● WHAT YOU WILL DO: Beneath this task is a listing; retype all of it exactly.

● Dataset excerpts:
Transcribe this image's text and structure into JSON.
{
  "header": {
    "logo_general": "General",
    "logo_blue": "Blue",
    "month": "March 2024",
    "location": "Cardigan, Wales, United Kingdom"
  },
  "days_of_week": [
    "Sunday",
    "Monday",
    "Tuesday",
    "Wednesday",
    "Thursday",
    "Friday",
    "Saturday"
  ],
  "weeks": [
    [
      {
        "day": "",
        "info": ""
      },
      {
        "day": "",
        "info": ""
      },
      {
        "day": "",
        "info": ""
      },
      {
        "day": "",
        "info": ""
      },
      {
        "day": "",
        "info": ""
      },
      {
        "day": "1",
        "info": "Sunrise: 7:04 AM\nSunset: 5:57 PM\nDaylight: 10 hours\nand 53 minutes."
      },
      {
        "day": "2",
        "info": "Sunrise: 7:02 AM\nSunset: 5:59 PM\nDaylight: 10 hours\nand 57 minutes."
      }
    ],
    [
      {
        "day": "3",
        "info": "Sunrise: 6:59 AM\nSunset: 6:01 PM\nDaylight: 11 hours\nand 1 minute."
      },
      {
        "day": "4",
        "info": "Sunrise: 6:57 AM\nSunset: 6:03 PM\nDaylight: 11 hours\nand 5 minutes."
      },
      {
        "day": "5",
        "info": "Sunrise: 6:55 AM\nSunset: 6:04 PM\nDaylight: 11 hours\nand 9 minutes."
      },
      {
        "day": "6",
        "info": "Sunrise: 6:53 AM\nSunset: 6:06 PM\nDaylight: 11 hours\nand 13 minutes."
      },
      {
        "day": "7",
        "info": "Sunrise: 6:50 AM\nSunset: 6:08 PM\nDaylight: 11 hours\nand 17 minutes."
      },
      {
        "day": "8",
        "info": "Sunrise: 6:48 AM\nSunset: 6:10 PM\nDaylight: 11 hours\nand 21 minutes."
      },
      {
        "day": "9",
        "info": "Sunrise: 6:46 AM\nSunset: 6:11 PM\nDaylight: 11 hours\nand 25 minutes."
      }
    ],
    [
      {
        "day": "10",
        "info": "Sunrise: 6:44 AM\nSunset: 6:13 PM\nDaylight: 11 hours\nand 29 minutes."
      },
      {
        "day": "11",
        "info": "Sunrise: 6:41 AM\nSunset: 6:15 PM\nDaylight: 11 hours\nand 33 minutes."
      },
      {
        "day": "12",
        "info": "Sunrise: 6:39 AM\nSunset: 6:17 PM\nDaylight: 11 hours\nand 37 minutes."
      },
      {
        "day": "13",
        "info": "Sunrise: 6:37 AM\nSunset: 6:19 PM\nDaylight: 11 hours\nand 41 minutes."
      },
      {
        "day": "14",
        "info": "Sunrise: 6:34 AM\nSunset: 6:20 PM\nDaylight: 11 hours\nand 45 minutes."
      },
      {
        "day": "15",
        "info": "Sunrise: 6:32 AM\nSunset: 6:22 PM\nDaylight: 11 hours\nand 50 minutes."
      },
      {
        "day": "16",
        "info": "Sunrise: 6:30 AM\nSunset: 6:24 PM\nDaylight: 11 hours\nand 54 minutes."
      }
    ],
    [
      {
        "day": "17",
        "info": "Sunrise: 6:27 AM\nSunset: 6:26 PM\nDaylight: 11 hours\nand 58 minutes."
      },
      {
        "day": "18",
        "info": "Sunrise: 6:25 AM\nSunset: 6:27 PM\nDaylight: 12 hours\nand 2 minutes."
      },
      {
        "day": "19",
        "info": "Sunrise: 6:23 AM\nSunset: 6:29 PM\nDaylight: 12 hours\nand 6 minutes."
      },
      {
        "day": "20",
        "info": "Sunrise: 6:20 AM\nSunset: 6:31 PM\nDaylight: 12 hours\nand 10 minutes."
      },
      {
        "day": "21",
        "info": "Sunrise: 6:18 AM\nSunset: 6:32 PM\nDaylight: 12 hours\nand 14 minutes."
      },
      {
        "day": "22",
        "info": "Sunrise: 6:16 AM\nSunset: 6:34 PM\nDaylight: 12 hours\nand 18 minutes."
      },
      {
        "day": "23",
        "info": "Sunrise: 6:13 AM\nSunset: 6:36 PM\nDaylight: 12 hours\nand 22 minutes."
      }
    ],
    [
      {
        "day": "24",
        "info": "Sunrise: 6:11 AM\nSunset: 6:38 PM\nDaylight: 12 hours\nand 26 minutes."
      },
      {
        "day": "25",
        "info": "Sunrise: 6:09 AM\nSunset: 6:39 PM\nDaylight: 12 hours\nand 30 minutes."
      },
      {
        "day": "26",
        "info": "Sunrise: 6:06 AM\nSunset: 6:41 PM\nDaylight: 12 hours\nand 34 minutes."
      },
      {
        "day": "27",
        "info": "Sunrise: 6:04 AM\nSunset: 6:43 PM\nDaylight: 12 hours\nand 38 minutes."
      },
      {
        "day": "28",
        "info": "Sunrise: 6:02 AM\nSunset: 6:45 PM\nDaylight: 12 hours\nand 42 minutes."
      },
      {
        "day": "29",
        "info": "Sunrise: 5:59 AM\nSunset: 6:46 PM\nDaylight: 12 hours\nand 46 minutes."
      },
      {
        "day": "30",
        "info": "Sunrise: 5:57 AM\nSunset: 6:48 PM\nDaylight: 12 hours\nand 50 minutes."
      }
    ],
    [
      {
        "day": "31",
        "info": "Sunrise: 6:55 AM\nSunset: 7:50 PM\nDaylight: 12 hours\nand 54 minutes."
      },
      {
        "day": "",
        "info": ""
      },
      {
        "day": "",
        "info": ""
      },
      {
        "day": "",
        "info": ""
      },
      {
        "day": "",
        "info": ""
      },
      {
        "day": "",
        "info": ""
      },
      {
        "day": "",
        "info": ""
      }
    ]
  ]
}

● OUTPUT:
Transcribe this image's text and structure into JSON.
{
  "header": {
    "logo_general": "General",
    "logo_blue": "Blue",
    "month": "March 2024",
    "location": "Cardigan, Wales, United Kingdom"
  },
  "days_of_week": [
    "Sunday",
    "Monday",
    "Tuesday",
    "Wednesday",
    "Thursday",
    "Friday",
    "Saturday"
  ],
  "weeks": [
    [
      {
        "day": "",
        "info": ""
      },
      {
        "day": "",
        "info": ""
      },
      {
        "day": "",
        "info": ""
      },
      {
        "day": "",
        "info": ""
      },
      {
        "day": "",
        "info": ""
      },
      {
        "day": "1",
        "info": "Sunrise: 7:04 AM\nSunset: 5:57 PM\nDaylight: 10 hours\nand 53 minutes."
      },
      {
        "day": "2",
        "info": "Sunrise: 7:02 AM\nSunset: 5:59 PM\nDaylight: 10 hours\nand 57 minutes."
      }
    ],
    [
      {
        "day": "3",
        "info": "Sunrise: 6:59 AM\nSunset: 6:01 PM\nDaylight: 11 hours\nand 1 minute."
      },
      {
        "day": "4",
        "info": "Sunrise: 6:57 AM\nSunset: 6:03 PM\nDaylight: 11 hours\nand 5 minutes."
      },
      {
        "day": "5",
        "info": "Sunrise: 6:55 AM\nSunset: 6:04 PM\nDaylight: 11 hours\nand 9 minutes."
      },
      {
        "day": "6",
        "info": "Sunrise: 6:53 AM\nSunset: 6:06 PM\nDaylight: 11 hours\nand 13 minutes."
      },
      {
        "day": "7",
        "info": "Sunrise: 6:50 AM\nSunset: 6:08 PM\nDaylight: 11 hours\nand 17 minutes."
      },
      {
        "day": "8",
        "info": "Sunrise: 6:48 AM\nSunset: 6:10 PM\nDaylight: 11 hours\nand 21 minutes."
      },
      {
        "day": "9",
        "info": "Sunrise: 6:46 AM\nSunset: 6:11 PM\nDaylight: 11 hours\nand 25 minutes."
      }
    ],
    [
      {
        "day": "10",
        "info": "Sunrise: 6:44 AM\nSunset: 6:13 PM\nDaylight: 11 hours\nand 29 minutes."
      },
      {
        "day": "11",
        "info": "Sunrise: 6:41 AM\nSunset: 6:15 PM\nDaylight: 11 hours\nand 33 minutes."
      },
      {
        "day": "12",
        "info": "Sunrise: 6:39 AM\nSunset: 6:17 PM\nDaylight: 11 hours\nand 37 minutes."
      },
      {
        "day": "13",
        "info": "Sunrise: 6:37 AM\nSunset: 6:19 PM\nDaylight: 11 hours\nand 41 minutes."
      },
      {
        "day": "14",
        "info": "Sunrise: 6:34 AM\nSunset: 6:20 PM\nDaylight: 11 hours\nand 45 minutes."
      },
      {
        "day": "15",
        "info": "Sunrise: 6:32 AM\nSunset: 6:22 PM\nDaylight: 11 hours\nand 50 minutes."
      },
      {
        "day": "16",
        "info": "Sunrise: 6:30 AM\nSunset: 6:24 PM\nDaylight: 11 hours\nand 54 minutes."
      }
    ],
    [
      {
        "day": "17",
        "info": "Sunrise: 6:27 AM\nSunset: 6:26 PM\nDaylight: 11 hours\nand 58 minutes."
      },
      {
        "day": "18",
        "info": "Sunrise: 6:25 AM\nSunset: 6:27 PM\nDaylight: 12 hours\nand 2 minutes."
      },
      {
        "day": "19",
        "info": "Sunrise: 6:23 AM\nSunset: 6:29 PM\nDaylight: 12 hours\nand 6 minutes."
      },
      {
        "day": "20",
        "info": "Sunrise: 6:20 AM\nSunset: 6:31 PM\nDaylight: 12 hours\nand 10 minutes."
      },
      {
        "day": "21",
        "info": "Sunrise: 6:18 AM\nSunset: 6:32 PM\nDaylight: 12 hours\nand 14 minutes."
      },
      {
        "day": "22",
        "info": "Sunrise: 6:16 AM\nSunset: 6:34 PM\nDaylight: 12 hours\nand 18 minutes."
      },
      {
        "day": "23",
        "info": "Sunrise: 6:13 AM\nSunset: 6:36 PM\nDaylight: 12 hours\nand 22 minutes."
      }
    ],
    [
      {
        "day": "24",
        "info": "Sunrise: 6:11 AM\nSunset: 6:38 PM\nDaylight: 12 hours\nand 26 minutes."
      },
      {
        "day": "25",
        "info": "Sunrise: 6:09 AM\nSunset: 6:39 PM\nDaylight: 12 hours\nand 30 minutes."
      },
      {
        "day": "26",
        "info": "Sunrise: 6:06 AM\nSunset: 6:41 PM\nDaylight: 12 hours\nand 34 minutes."
      },
      {
        "day": "27",
        "info": "Sunrise: 6:04 AM\nSunset: 6:43 PM\nDaylight: 12 hours\nand 38 minutes."
      },
      {
        "day": "28",
        "info": "Sunrise: 6:02 AM\nSunset: 6:45 PM\nDaylight: 12 hours\nand 42 minutes."
      },
      {
        "day": "29",
        "info": "Sunrise: 5:59 AM\nSunset: 6:46 PM\nDaylight: 12 hours\nand 46 minutes."
      },
      {
        "day": "30",
        "info": "Sunrise: 5:57 AM\nSunset: 6:48 PM\nDaylight: 12 hours\nand 50 minutes."
      }
    ],
    [
      {
        "day": "31",
        "info": "Sunrise: 6:55 AM\nSunset: 7:50 PM\nDaylight: 12 hours\nand 54 minutes."
      },
      {
        "day": "",
        "info": ""
      },
      {
        "day": "",
        "info": ""
      },
      {
        "day": "",
        "info": ""
      },
      {
        "day": "",
        "info": ""
      },
      {
        "day": "",
        "info": ""
      },
      {
        "day": "",
        "info": ""
      }
    ]
  ]
}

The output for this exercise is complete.